[Work to be completed] Seek out every line containing the word "verify", and copy each.

Stored data:
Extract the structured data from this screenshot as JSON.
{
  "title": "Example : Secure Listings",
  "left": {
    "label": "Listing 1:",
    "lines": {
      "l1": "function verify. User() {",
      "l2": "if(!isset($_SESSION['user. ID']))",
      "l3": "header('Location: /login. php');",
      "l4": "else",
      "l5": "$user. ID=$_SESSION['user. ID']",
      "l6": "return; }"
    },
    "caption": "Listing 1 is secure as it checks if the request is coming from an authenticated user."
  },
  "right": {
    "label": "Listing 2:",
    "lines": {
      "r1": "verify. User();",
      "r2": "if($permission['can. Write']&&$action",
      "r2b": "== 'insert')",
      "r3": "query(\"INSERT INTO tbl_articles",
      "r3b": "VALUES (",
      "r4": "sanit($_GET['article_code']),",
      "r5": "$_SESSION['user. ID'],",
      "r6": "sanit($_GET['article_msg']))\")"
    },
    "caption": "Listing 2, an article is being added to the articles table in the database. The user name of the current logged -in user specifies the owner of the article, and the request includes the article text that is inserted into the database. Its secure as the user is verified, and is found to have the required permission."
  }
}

[Solution to the problem]
      "l1": "function verify. User() {",
      "r1": "verify. User();",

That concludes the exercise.